** Фрагмент документа **
......

Через месяц, из повторного донесения Голицына, видно, что он недалеко подвинулся вперед. Когда узнице сказали о пражском трактирщике, она заявила, что, знай она, кто выдумал это, она выцарапала бы тому глаза. Допрошенный Доманский тоже не мог сообщить никаких сведений. Он высказывал готовность до конца жизни оставаться в тюрьме, лишь бы ему позволили жениться на молодой женщине. Когда с ней заговорили об этом браке, она сказала, что Доманский сумасшедший, не знающий даже иностранных языков, и для нее не бывший никогда ничем другим, как слугой. Фельдмаршал тщетно истощил все средства, чтобы сломить упрямство самозванки, доходя даже до лишения ее пищи и многого необходимого в жизни. Люди, день и ночь сторожившие заключенную, не могли подметить ни минуты душевной слабости или утомления ролью, которую она взяла на себя. Она снова пожелала написать императрице, и тон записки – на этот раз не подписанной – был гораздо скромнее. Она просила монархиню простить ей, если она оскорбила ее помимо воли, выслушать ее и быть ее судьей. Она прибавляла, что «положение ее способно заставить содрогнуться природу».

......

[Данные для разбора разметки страницы]
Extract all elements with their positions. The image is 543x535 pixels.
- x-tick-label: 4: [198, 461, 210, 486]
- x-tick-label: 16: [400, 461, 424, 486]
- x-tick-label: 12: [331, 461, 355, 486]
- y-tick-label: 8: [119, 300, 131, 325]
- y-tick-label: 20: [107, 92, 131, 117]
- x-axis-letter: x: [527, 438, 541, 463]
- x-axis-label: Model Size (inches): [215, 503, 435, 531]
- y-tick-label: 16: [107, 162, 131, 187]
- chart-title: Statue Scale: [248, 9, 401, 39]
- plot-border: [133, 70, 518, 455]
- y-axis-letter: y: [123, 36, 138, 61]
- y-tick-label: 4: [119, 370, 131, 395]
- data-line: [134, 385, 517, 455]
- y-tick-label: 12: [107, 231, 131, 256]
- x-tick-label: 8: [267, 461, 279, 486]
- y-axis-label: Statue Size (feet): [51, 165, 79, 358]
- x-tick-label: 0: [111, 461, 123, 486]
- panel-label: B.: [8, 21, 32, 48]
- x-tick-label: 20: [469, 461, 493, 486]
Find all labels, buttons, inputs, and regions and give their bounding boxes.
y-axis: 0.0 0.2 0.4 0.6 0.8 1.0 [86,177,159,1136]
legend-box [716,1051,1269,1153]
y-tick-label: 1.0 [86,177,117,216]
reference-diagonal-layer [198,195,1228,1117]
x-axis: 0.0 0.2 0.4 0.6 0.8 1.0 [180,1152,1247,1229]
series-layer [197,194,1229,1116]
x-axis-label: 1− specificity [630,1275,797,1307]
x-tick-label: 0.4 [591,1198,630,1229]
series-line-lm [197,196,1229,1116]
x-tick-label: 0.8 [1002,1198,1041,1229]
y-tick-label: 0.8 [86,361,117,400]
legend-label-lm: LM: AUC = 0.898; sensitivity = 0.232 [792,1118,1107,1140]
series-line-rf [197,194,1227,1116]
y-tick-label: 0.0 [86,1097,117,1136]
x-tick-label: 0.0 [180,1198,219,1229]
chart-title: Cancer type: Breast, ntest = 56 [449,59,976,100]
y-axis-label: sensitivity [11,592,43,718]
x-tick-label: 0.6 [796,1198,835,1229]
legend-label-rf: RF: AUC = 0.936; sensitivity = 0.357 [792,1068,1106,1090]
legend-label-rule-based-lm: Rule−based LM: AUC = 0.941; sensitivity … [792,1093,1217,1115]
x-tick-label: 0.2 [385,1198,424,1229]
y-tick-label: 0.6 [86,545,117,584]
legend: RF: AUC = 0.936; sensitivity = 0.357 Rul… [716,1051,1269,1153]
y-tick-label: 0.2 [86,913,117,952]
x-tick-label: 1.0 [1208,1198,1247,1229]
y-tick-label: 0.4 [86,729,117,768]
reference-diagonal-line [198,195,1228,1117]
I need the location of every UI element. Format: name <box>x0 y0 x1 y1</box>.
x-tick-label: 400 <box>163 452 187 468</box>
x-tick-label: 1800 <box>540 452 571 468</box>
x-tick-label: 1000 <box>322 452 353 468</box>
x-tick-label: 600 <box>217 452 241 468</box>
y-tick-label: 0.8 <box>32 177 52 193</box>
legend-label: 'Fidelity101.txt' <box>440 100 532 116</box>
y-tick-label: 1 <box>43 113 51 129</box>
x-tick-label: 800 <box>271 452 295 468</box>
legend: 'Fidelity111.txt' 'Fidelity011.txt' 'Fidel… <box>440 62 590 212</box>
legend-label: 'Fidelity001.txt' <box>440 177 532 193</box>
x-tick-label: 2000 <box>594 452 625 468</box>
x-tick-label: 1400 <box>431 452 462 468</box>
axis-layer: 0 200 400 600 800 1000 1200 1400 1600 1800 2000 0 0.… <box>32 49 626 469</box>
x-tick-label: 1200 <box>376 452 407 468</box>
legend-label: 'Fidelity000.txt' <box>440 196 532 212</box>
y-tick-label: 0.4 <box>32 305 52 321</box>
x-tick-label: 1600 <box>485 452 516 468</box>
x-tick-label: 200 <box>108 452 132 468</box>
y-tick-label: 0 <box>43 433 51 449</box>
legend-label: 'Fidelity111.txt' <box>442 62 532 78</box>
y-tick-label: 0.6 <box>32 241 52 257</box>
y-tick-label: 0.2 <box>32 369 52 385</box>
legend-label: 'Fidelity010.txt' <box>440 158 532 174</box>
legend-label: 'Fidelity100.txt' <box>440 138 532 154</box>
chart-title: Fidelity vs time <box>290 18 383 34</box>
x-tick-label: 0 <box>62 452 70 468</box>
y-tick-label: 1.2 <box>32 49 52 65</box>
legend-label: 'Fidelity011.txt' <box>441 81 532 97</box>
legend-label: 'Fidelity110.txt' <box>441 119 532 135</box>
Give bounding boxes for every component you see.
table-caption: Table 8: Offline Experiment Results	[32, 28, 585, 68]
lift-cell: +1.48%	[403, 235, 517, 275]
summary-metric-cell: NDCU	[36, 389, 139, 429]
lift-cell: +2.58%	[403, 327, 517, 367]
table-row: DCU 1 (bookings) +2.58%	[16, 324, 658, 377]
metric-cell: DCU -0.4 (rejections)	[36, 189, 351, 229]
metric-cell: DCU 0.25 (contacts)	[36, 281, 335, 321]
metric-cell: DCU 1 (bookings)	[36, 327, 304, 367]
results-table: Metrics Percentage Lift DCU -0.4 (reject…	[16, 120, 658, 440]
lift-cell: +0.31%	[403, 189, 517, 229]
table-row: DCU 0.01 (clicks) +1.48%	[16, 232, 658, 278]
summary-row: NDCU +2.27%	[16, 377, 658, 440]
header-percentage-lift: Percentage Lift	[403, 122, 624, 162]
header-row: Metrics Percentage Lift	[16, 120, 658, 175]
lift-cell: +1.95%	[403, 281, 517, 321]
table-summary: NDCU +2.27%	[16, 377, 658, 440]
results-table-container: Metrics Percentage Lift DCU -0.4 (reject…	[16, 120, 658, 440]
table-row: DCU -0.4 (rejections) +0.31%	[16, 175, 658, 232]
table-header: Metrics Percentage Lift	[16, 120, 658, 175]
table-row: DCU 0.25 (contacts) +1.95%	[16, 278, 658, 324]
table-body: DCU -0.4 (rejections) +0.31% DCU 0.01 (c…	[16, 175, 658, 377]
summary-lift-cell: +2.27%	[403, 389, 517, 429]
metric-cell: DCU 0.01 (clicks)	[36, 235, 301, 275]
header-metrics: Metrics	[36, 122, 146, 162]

......

** Что требуется **
Допишите отрывок о заключенной самозванке, начав сразу после его последнего предложения.

** Результат **
Между тем грудная болезнь, замеченная врачами в самом начале, быстро прогрессировала. К больной привели священника. Когда он вздумал на исповеди спрашивать умирающую о ее роли и приключениях, она отстранила его жестом и закончила свою жизнь, говоря: «Читайте отходную; больше вам здесь нечего делать».
Она умерла 4 декабря 1775 г. в Петропавловской крепости. За некоторое время до того Алексей Орлов в письме предупреждал императрицу о могущей возникнуть для него необходимости отказаться от командования флотом ввиду негодования, возбужденного против него в Италии увозом самозванки. Он говорил, что жизнь его не безопасна в этой стране. Между тем в письме от 22 мая 1775 г., писанном рукой Екатерины, высказывается полное одобрение его образу действия. Мы не раз уже имели случай заметить: вдова Петра III вообще относилась снисходительно к авантюристам; но только в том случае, если они не становились поперек ее собственной авантюры, грозя помешать ее успеху, столь выгодному как для нее самой, так и для России.